> **THE REQUEST**: Only a number is wanted. Count the lines holding the string "name".

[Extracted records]
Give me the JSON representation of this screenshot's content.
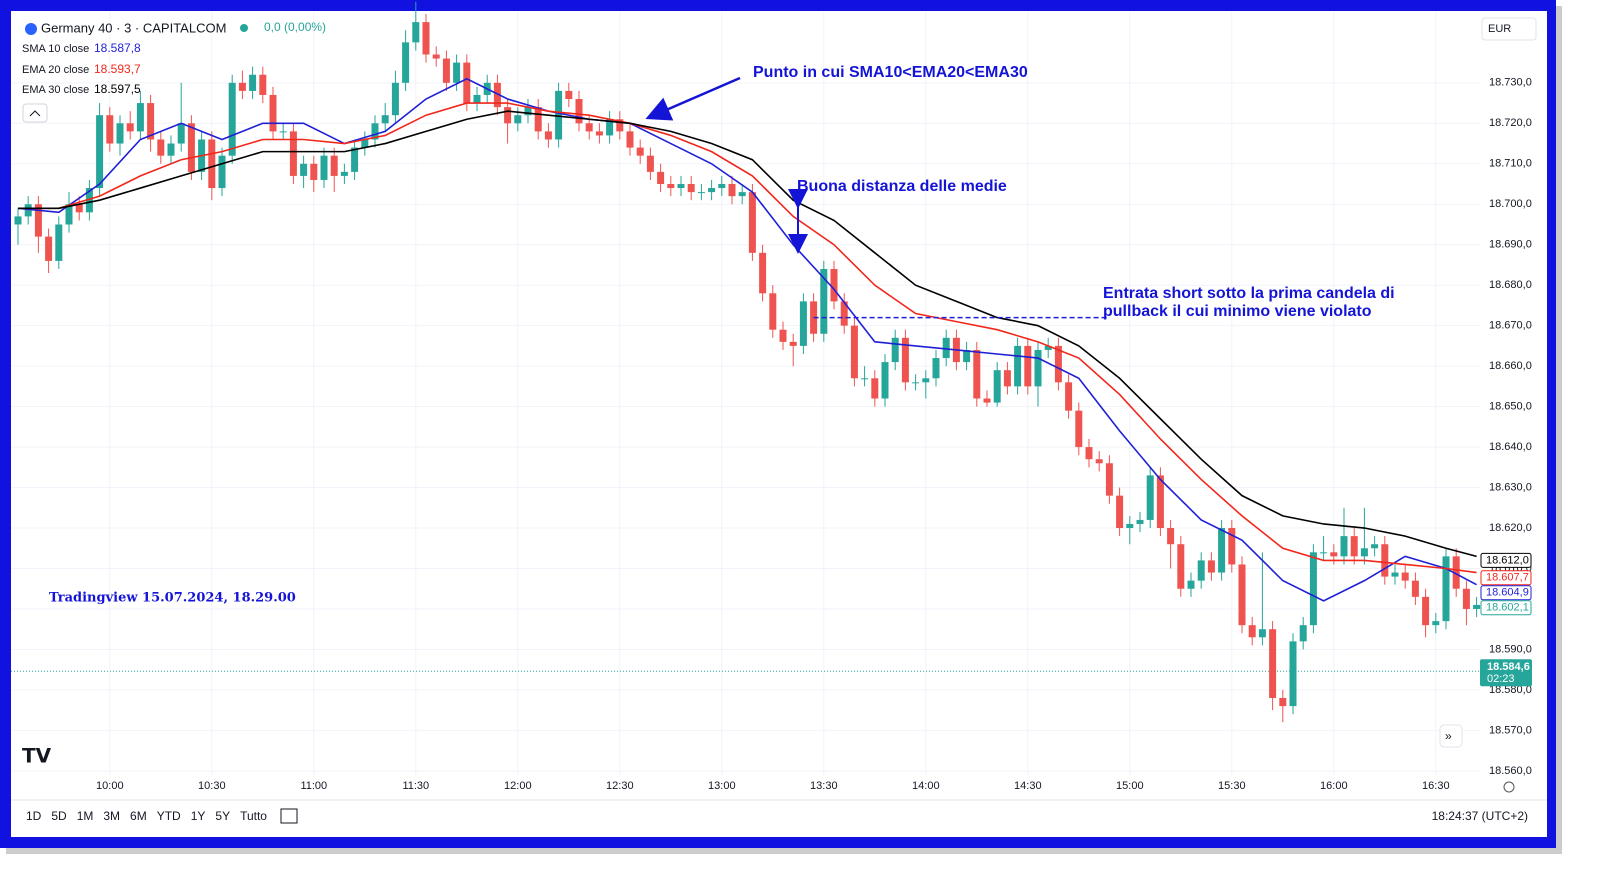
{
  "chart_data": {
    "type": "candlestick",
    "symbol": "Germany 40 · 3 · CAPITALCOM",
    "change": "0,0 (0,00%)",
    "currency": "EUR",
    "x": [
      "09:33",
      "09:36",
      "09:39",
      "09:42",
      "09:45",
      "09:48",
      "09:51",
      "09:54",
      "09:57",
      "10:00",
      "10:03",
      "10:06",
      "10:09",
      "10:12",
      "10:15",
      "10:18",
      "10:21",
      "10:24",
      "10:27",
      "10:30",
      "10:33",
      "10:36",
      "10:39",
      "10:42",
      "10:45",
      "10:48",
      "10:51",
      "10:54",
      "10:57",
      "11:00",
      "11:03",
      "11:06",
      "11:09",
      "11:12",
      "11:15",
      "11:18",
      "11:21",
      "11:24",
      "11:27",
      "11:30",
      "11:33",
      "11:36",
      "11:39",
      "11:42",
      "11:45",
      "11:48",
      "11:51",
      "11:54",
      "11:57",
      "12:00",
      "12:03",
      "12:06",
      "12:09",
      "12:12",
      "12:15",
      "12:18",
      "12:21",
      "12:24",
      "12:27",
      "12:30",
      "12:33",
      "12:36",
      "12:39",
      "12:42",
      "12:45",
      "12:48",
      "12:51",
      "12:54",
      "12:57",
      "13:00",
      "13:03",
      "13:06",
      "13:09",
      "13:12",
      "13:15",
      "13:18",
      "13:21",
      "13:24",
      "13:27",
      "13:30",
      "13:33",
      "13:36",
      "13:39",
      "13:42",
      "13:45",
      "13:48",
      "13:51",
      "13:54",
      "13:57",
      "14:00",
      "14:03",
      "14:06",
      "14:09",
      "14:12",
      "14:15",
      "14:18",
      "14:21",
      "14:24",
      "14:27",
      "14:30",
      "14:33",
      "14:36",
      "14:39",
      "14:42",
      "14:45",
      "14:48",
      "14:51",
      "14:54",
      "14:57",
      "15:00",
      "15:03",
      "15:06",
      "15:09",
      "15:12",
      "15:15",
      "15:18",
      "15:21",
      "15:24",
      "15:27",
      "15:30",
      "15:33",
      "15:36",
      "15:39",
      "15:42",
      "15:45",
      "15:48",
      "15:51",
      "15:54",
      "15:57",
      "16:00",
      "16:03",
      "16:06",
      "16:09",
      "16:12",
      "16:15",
      "16:18",
      "16:21",
      "16:24",
      "16:27",
      "16:30",
      "16:33",
      "16:36",
      "16:39",
      "16:42"
    ],
    "open": [
      18695,
      18697,
      18700,
      18692,
      18686,
      18695,
      18700,
      18698,
      18704,
      18722,
      18715,
      18720,
      18718,
      18725,
      18716,
      18712,
      18715,
      18720,
      18708,
      18716,
      18704,
      18712,
      18730,
      18728,
      18732,
      18727,
      18718,
      18718,
      18707,
      18710,
      18706,
      18712,
      18707,
      18708,
      18714,
      18716,
      18720,
      18722,
      18730,
      18740,
      18745,
      18737,
      18736,
      18730,
      18735,
      18725,
      18727,
      18730,
      18724,
      18720,
      18722,
      18724,
      18718,
      18716,
      18728,
      18726,
      18720,
      18718,
      18717,
      18721,
      18718,
      18714,
      18712,
      18708,
      18705,
      18704,
      18705,
      18703,
      18703,
      18704,
      18705,
      18702,
      18703,
      18688,
      18678,
      18669,
      18666,
      18665,
      18676,
      18668,
      18684,
      18676,
      18670,
      18657,
      18657,
      18652,
      18661,
      18667,
      18656,
      18656,
      18657,
      18662,
      18667,
      18661,
      18664,
      18652,
      18651,
      18659,
      18655,
      18665,
      18655,
      18664,
      18665,
      18656,
      18649,
      18640,
      18637,
      18636,
      18628,
      18620,
      18621,
      18622,
      18633,
      18620,
      18616,
      18605,
      18607,
      18612,
      18609,
      18620,
      18611,
      18596,
      18593,
      18595,
      18578,
      18576,
      18592,
      18596,
      18614,
      18614,
      18613,
      18618,
      18613,
      18615,
      18616,
      18608,
      18609,
      18607,
      18603,
      18596,
      18597,
      18613,
      18605,
      18600
    ],
    "high": [
      18699,
      18702,
      18702,
      18694,
      18697,
      18703,
      18702,
      18706,
      18725,
      18724,
      18722,
      18723,
      18728,
      18727,
      18718,
      18717,
      18730,
      18722,
      18718,
      18718,
      18714,
      18732,
      18733,
      18734,
      18734,
      18729,
      18720,
      18720,
      18712,
      18712,
      18714,
      18714,
      18710,
      18716,
      18718,
      18722,
      18725,
      18733,
      18743,
      18750,
      18747,
      18739,
      18738,
      18737,
      18737,
      18729,
      18732,
      18732,
      18726,
      18724,
      18726,
      18726,
      18720,
      18730,
      18730,
      18728,
      18722,
      18720,
      18723,
      18723,
      18720,
      18716,
      18714,
      18710,
      18707,
      18707,
      18707,
      18705,
      18706,
      18707,
      18707,
      18705,
      18705,
      18690,
      18680,
      18671,
      18668,
      18678,
      18678,
      18686,
      18686,
      18678,
      18672,
      18660,
      18659,
      18663,
      18669,
      18669,
      18658,
      18659,
      18664,
      18669,
      18669,
      18666,
      18666,
      18654,
      18661,
      18661,
      18667,
      18667,
      18666,
      18667,
      18667,
      18658,
      18651,
      18642,
      18639,
      18638,
      18630,
      18623,
      18624,
      18635,
      18635,
      18622,
      18618,
      18609,
      18614,
      18614,
      18622,
      18622,
      18613,
      18598,
      18614,
      18597,
      18580,
      18594,
      18598,
      18616,
      18618,
      18616,
      18625,
      18620,
      18625,
      18618,
      18618,
      18611,
      18611,
      18609,
      18605,
      18599,
      18615,
      18615,
      18607,
      18603
    ],
    "low": [
      18690,
      18695,
      18688,
      18683,
      18684,
      18693,
      18696,
      18696,
      18702,
      18713,
      18712,
      18716,
      18716,
      18713,
      18710,
      18710,
      18713,
      18706,
      18706,
      18701,
      18702,
      18710,
      18726,
      18726,
      18725,
      18716,
      18716,
      18705,
      18704,
      18703,
      18704,
      18703,
      18705,
      18706,
      18712,
      18714,
      18718,
      18720,
      18728,
      18738,
      18735,
      18734,
      18728,
      18728,
      18723,
      18723,
      18725,
      18722,
      18715,
      18718,
      18720,
      18716,
      18714,
      18714,
      18724,
      18718,
      18716,
      18715,
      18715,
      18716,
      18712,
      18710,
      18706,
      18703,
      18702,
      18702,
      18701,
      18701,
      18701,
      18702,
      18700,
      18700,
      18686,
      18676,
      18667,
      18664,
      18660,
      18663,
      18666,
      18666,
      18674,
      18668,
      18655,
      18655,
      18650,
      18650,
      18659,
      18654,
      18654,
      18652,
      18655,
      18660,
      18659,
      18659,
      18650,
      18650,
      18650,
      18653,
      18653,
      18653,
      18650,
      18662,
      18654,
      18647,
      18638,
      18635,
      18634,
      18626,
      18618,
      18616,
      18619,
      18620,
      18618,
      18610,
      18603,
      18603,
      18605,
      18607,
      18607,
      18609,
      18594,
      18591,
      18591,
      18575,
      18572,
      18574,
      18590,
      18594,
      18612,
      18611,
      18611,
      18611,
      18611,
      18613,
      18606,
      18606,
      18605,
      18601,
      18593,
      18594,
      18595,
      18603,
      18596,
      18598
    ],
    "close": [
      18697,
      18700,
      18692,
      18686,
      18695,
      18700,
      18698,
      18704,
      18722,
      18715,
      18720,
      18718,
      18725,
      18716,
      18712,
      18715,
      18720,
      18708,
      18716,
      18704,
      18712,
      18730,
      18728,
      18732,
      18727,
      18718,
      18718,
      18707,
      18710,
      18706,
      18712,
      18707,
      18708,
      18714,
      18716,
      18720,
      18722,
      18730,
      18740,
      18745,
      18737,
      18736,
      18730,
      18735,
      18725,
      18727,
      18730,
      18724,
      18720,
      18722,
      18724,
      18718,
      18716,
      18728,
      18726,
      18720,
      18718,
      18717,
      18721,
      18718,
      18714,
      18712,
      18708,
      18705,
      18704,
      18705,
      18703,
      18703,
      18704,
      18705,
      18702,
      18703,
      18688,
      18678,
      18669,
      18666,
      18665,
      18676,
      18668,
      18684,
      18676,
      18670,
      18657,
      18657,
      18652,
      18661,
      18667,
      18656,
      18656,
      18657,
      18662,
      18667,
      18661,
      18664,
      18652,
      18651,
      18659,
      18655,
      18665,
      18655,
      18664,
      18665,
      18656,
      18649,
      18640,
      18637,
      18636,
      18628,
      18620,
      18621,
      18622,
      18633,
      18620,
      18616,
      18605,
      18607,
      18612,
      18609,
      18620,
      18611,
      18596,
      18593,
      18595,
      18578,
      18576,
      18592,
      18596,
      18614,
      18614,
      18613,
      18618,
      18613,
      18615,
      18616,
      18608,
      18609,
      18607,
      18603,
      18596,
      18597,
      18613,
      18605,
      18600,
      18601
    ],
    "up_color": "#26a69a",
    "down_color": "#ef5350",
    "overlays": [
      {
        "name": "SMA 10 close",
        "value_label": "18.587,8",
        "color": "#1f1fd6",
        "x": [
          "09:33",
          "09:45",
          "09:57",
          "10:09",
          "10:21",
          "10:33",
          "10:45",
          "10:57",
          "11:09",
          "11:21",
          "11:33",
          "11:45",
          "11:57",
          "12:09",
          "12:21",
          "12:33",
          "12:45",
          "12:57",
          "13:09",
          "13:21",
          "13:33",
          "13:45",
          "13:57",
          "14:09",
          "14:21",
          "14:33",
          "14:45",
          "14:57",
          "15:09",
          "15:21",
          "15:33",
          "15:45",
          "15:57",
          "16:09",
          "16:21",
          "16:33",
          "16:42"
        ],
        "values": [
          18699,
          18698,
          18705,
          18716,
          18720,
          18716,
          18720,
          18720,
          18715,
          18718,
          18726,
          18731,
          18726,
          18723,
          18721,
          18720,
          18715,
          18710,
          18703,
          18690,
          18679,
          18666,
          18665,
          18664,
          18663,
          18662,
          18657,
          18644,
          18632,
          18622,
          18617,
          18607,
          18602,
          18607,
          18613,
          18610,
          18606
        ]
      },
      {
        "name": "EMA 20 close",
        "value_label": "18.593,7",
        "color": "#f2271c",
        "x": [
          "09:33",
          "09:45",
          "09:57",
          "10:09",
          "10:21",
          "10:33",
          "10:45",
          "10:57",
          "11:09",
          "11:21",
          "11:33",
          "11:45",
          "11:57",
          "12:09",
          "12:21",
          "12:33",
          "12:45",
          "12:57",
          "13:09",
          "13:21",
          "13:33",
          "13:45",
          "13:57",
          "14:09",
          "14:21",
          "14:33",
          "14:45",
          "14:57",
          "15:09",
          "15:21",
          "15:33",
          "15:45",
          "15:57",
          "16:09",
          "16:21",
          "16:33",
          "16:42"
        ],
        "values": [
          18699,
          18699,
          18702,
          18707,
          18711,
          18713,
          18716,
          18716,
          18715,
          18717,
          18722,
          18725,
          18725,
          18723,
          18722,
          18720,
          18717,
          18713,
          18707,
          18697,
          18690,
          18680,
          18673,
          18671,
          18669,
          18666,
          18662,
          18653,
          18642,
          18632,
          18623,
          18615,
          18612,
          18612,
          18611,
          18610,
          18609
        ]
      },
      {
        "name": "EMA 30 close",
        "value_label": "18.597,5",
        "color": "#000000",
        "x": [
          "09:33",
          "09:45",
          "09:57",
          "10:09",
          "10:21",
          "10:33",
          "10:45",
          "10:57",
          "11:09",
          "11:21",
          "11:33",
          "11:45",
          "11:57",
          "12:09",
          "12:21",
          "12:33",
          "12:45",
          "12:57",
          "13:09",
          "13:21",
          "13:33",
          "13:45",
          "13:57",
          "14:09",
          "14:21",
          "14:33",
          "14:45",
          "14:57",
          "15:09",
          "15:21",
          "15:33",
          "15:45",
          "15:57",
          "16:09",
          "16:21",
          "16:33",
          "16:42"
        ],
        "values": [
          18699,
          18699,
          18701,
          18704,
          18707,
          18710,
          18713,
          18713,
          18713,
          18715,
          18718,
          18721,
          18723,
          18722,
          18721,
          18720,
          18718,
          18715,
          18711,
          18701,
          18696,
          18688,
          18680,
          18676,
          18672,
          18670,
          18665,
          18657,
          18647,
          18637,
          18628,
          18623,
          18621,
          18620,
          18618,
          18615,
          18613
        ]
      }
    ],
    "ylim": [
      18552.8,
      18747.5
    ],
    "yticks": [
      {
        "value": 18560,
        "label": "18.560,0"
      },
      {
        "value": 18570,
        "label": "18.570,0"
      },
      {
        "value": 18580,
        "label": "18.580,0"
      },
      {
        "value": 18590,
        "label": "18.590,0"
      },
      {
        "value": 18600,
        "label": "18.600,0"
      },
      {
        "value": 18610,
        "label": "18.610,0"
      },
      {
        "value": 18620,
        "label": "18.620,0"
      },
      {
        "value": 18630,
        "label": "18.630,0"
      },
      {
        "value": 18640,
        "label": "18.640,0"
      },
      {
        "value": 18650,
        "label": "18.650,0"
      },
      {
        "value": 18660,
        "label": "18.660,0"
      },
      {
        "value": 18670,
        "label": "18.670,0"
      },
      {
        "value": 18680,
        "label": "18.680,0"
      },
      {
        "value": 18690,
        "label": "18.690,0"
      },
      {
        "value": 18700,
        "label": "18.700,0"
      },
      {
        "value": 18710,
        "label": "18.710,0"
      },
      {
        "value": 18720,
        "label": "18.720,0"
      },
      {
        "value": 18730,
        "label": "18.730,0"
      }
    ],
    "xticks": [
      "10:00",
      "10:30",
      "11:00",
      "11:30",
      "12:00",
      "12:30",
      "13:00",
      "13:30",
      "14:00",
      "14:30",
      "15:00",
      "15:30",
      "16:00",
      "16:30"
    ],
    "grid": true,
    "price_tags": [
      {
        "value": 18612.0,
        "label": "18.612,0",
        "color": "#000000"
      },
      {
        "value": 18607.7,
        "label": "18.607,7",
        "color": "#f2271c"
      },
      {
        "value": 18604.9,
        "label": "18.604,9",
        "color": "#1f1fd6"
      },
      {
        "value": 18602.1,
        "label": "18.602,1",
        "color": "#26a69a"
      }
    ],
    "last_price": {
      "value": 18584.6,
      "label": "18.584,6",
      "countdown": "02:23",
      "color": "#26a69a"
    },
    "level_line": {
      "value": 18672,
      "from": "13:27",
      "to": "14:54",
      "color": "#1f1fd6"
    },
    "annotations": [
      "Punto in cui SMA10<EMA20<EMA30",
      "Buona distanza delle medie",
      "Entrata short sotto la prima candela di",
      "pullback il cui minimo viene violato",
      "Tradingview 15.07.2024, 18.29.00"
    ],
    "ranges": [
      "1D",
      "5D",
      "1M",
      "3M",
      "6M",
      "YTD",
      "1Y",
      "5Y",
      "Tutto"
    ],
    "clock": "18:24:37 (UTC+2)"
  }
}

> **SOLUTION TO THIS TASK**: 3